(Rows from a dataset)
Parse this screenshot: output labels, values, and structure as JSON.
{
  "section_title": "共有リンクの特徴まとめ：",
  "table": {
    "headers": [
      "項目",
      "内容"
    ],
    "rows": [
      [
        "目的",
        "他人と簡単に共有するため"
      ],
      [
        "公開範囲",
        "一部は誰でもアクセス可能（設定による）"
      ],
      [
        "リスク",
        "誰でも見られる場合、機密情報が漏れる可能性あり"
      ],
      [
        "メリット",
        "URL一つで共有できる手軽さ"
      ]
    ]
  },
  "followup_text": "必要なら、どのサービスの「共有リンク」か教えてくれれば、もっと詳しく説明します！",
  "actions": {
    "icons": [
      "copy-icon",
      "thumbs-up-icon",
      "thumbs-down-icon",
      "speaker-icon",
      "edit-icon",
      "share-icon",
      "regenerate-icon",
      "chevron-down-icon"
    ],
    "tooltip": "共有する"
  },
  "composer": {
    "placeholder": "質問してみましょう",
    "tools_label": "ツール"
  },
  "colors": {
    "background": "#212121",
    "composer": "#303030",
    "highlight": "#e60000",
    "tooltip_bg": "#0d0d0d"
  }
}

*GIVEN PROBLEM*
Print the listing above in full, exactly as it is.

*SOLUTION FOR THIS TASK*
Parse this screenshot: output labels, values, and structure as JSON.
{
  "section_title": "共有リンクの特徴まとめ：",
  "table": {
    "headers": [
      "項目",
      "内容"
    ],
    "rows": [
      [
        "目的",
        "他人と簡単に共有するため"
      ],
      [
        "公開範囲",
        "一部は誰でもアクセス可能（設定による）"
      ],
      [
        "リスク",
        "誰でも見られる場合、機密情報が漏れる可能性あり"
      ],
      [
        "メリット",
        "URL一つで共有できる手軽さ"
      ]
    ]
  },
  "followup_text": "必要なら、どのサービスの「共有リンク」か教えてくれれば、もっと詳しく説明します！",
  "actions": {
    "icons": [
      "copy-icon",
      "thumbs-up-icon",
      "thumbs-down-icon",
      "speaker-icon",
      "edit-icon",
      "share-icon",
      "regenerate-icon",
      "chevron-down-icon"
    ],
    "tooltip": "共有する"
  },
  "composer": {
    "placeholder": "質問してみましょう",
    "tools_label": "ツール"
  },
  "colors": {
    "background": "#212121",
    "composer": "#303030",
    "highlight": "#e60000",
    "tooltip_bg": "#0d0d0d"
  }
}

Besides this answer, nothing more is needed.